[Data extracted from a collection]
════════════════
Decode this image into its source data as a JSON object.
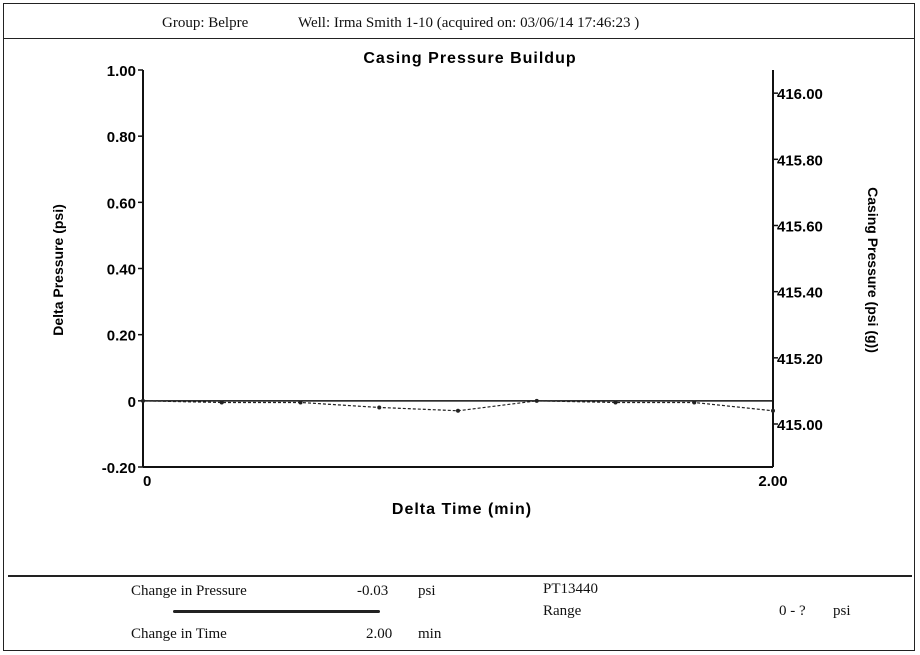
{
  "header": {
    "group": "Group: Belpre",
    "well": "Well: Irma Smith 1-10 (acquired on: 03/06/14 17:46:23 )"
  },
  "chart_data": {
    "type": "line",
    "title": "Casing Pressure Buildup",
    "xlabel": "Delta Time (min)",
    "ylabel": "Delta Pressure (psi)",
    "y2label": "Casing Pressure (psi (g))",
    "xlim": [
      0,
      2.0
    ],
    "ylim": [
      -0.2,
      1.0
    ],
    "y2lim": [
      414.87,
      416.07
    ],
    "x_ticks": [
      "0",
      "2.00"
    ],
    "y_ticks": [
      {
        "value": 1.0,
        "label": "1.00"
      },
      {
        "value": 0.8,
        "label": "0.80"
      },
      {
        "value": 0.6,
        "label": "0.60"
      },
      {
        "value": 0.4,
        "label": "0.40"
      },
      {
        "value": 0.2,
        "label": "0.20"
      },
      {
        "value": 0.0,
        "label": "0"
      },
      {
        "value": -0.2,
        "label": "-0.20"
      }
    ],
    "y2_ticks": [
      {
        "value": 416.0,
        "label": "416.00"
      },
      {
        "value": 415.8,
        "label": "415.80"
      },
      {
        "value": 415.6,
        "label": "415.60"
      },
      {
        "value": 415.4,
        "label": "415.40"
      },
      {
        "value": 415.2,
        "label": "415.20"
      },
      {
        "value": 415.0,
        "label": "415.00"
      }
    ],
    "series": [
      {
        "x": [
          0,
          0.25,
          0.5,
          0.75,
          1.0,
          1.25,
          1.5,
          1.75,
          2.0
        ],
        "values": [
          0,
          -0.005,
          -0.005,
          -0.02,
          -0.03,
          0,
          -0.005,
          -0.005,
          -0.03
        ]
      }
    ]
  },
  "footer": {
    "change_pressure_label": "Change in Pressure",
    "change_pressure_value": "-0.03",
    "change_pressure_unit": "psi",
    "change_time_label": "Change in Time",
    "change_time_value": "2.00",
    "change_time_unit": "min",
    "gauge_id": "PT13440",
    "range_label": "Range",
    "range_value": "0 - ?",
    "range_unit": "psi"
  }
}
════════════════
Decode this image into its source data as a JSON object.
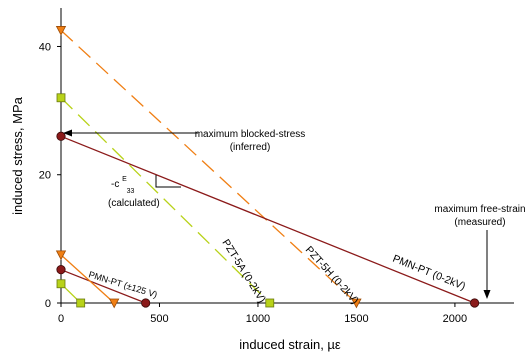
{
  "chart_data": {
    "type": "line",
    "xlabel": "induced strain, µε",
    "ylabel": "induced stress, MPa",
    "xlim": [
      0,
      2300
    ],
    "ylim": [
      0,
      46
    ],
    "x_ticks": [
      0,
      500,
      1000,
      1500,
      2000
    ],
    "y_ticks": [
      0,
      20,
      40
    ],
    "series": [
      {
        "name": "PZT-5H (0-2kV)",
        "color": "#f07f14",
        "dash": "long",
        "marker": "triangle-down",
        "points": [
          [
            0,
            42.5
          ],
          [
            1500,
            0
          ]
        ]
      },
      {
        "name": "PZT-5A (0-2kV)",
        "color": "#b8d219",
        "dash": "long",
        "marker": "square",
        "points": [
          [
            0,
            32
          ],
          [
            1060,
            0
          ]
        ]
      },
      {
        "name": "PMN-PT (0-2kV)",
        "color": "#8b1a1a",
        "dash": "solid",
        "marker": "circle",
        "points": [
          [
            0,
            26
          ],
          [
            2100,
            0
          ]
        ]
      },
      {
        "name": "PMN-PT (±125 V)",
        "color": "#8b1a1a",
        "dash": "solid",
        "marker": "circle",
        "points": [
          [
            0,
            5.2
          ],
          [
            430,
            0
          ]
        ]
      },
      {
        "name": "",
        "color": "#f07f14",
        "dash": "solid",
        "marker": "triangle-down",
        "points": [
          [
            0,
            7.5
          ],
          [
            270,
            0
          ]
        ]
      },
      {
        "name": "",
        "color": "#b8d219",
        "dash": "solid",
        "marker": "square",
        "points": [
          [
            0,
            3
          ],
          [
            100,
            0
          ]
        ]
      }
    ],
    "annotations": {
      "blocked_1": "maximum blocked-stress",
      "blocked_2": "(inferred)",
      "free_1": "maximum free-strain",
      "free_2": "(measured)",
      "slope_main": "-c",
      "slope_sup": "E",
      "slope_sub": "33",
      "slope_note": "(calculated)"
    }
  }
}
════════════════
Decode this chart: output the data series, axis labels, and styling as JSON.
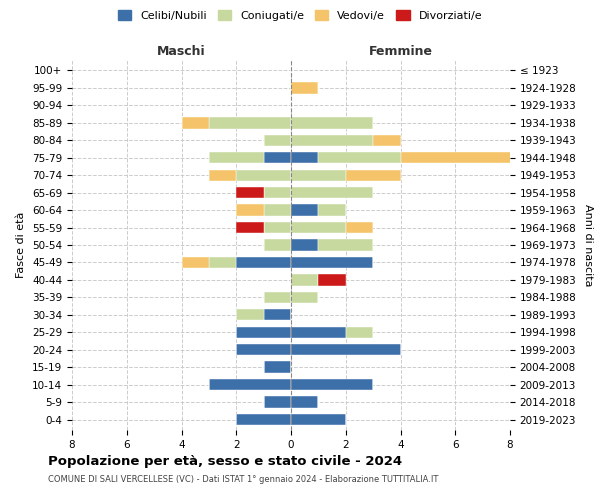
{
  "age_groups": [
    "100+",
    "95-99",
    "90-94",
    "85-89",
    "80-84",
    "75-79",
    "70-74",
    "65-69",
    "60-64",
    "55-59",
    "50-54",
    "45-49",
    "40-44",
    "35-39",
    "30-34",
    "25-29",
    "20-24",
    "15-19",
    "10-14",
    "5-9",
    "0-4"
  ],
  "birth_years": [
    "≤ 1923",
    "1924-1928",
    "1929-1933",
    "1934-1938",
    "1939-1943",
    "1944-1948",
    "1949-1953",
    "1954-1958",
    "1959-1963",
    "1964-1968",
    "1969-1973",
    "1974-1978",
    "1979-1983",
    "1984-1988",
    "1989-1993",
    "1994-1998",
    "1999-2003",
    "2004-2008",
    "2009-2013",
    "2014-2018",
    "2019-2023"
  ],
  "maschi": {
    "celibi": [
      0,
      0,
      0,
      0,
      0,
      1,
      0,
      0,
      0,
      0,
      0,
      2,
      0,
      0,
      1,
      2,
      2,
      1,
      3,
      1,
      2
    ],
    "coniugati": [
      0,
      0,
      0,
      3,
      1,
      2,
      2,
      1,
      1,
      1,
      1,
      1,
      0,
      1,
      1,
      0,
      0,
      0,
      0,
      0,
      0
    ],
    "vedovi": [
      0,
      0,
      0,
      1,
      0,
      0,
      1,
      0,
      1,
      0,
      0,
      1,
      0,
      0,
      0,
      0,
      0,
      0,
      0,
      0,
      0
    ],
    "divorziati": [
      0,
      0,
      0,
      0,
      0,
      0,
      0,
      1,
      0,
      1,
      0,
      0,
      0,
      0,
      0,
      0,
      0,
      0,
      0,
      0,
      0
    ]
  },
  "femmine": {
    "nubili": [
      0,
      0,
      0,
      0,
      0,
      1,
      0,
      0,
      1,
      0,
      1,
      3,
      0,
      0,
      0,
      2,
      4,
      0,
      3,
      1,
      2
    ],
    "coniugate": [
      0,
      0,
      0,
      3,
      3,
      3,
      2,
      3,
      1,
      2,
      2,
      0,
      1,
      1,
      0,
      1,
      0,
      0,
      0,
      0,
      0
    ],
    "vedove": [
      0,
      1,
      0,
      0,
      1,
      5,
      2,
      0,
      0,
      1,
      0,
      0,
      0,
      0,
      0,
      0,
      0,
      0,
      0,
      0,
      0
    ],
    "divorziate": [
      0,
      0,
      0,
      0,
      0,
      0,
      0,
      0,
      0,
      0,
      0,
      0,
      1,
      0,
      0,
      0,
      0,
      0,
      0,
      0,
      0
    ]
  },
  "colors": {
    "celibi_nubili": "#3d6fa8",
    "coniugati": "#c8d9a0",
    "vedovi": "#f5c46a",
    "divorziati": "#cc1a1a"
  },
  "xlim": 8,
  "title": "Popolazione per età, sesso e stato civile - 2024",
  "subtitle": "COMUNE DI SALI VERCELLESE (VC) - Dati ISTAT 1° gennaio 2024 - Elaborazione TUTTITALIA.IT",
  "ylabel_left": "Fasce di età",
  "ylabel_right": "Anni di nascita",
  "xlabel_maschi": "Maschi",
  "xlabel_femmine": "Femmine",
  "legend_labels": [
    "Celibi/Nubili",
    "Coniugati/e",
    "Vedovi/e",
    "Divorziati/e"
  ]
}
════════════════
DESCRIPTION OF THE TASK: Above are lines of data; state how many of them contain the word "maximum", with no other output.

CORRECT ANSWER: 2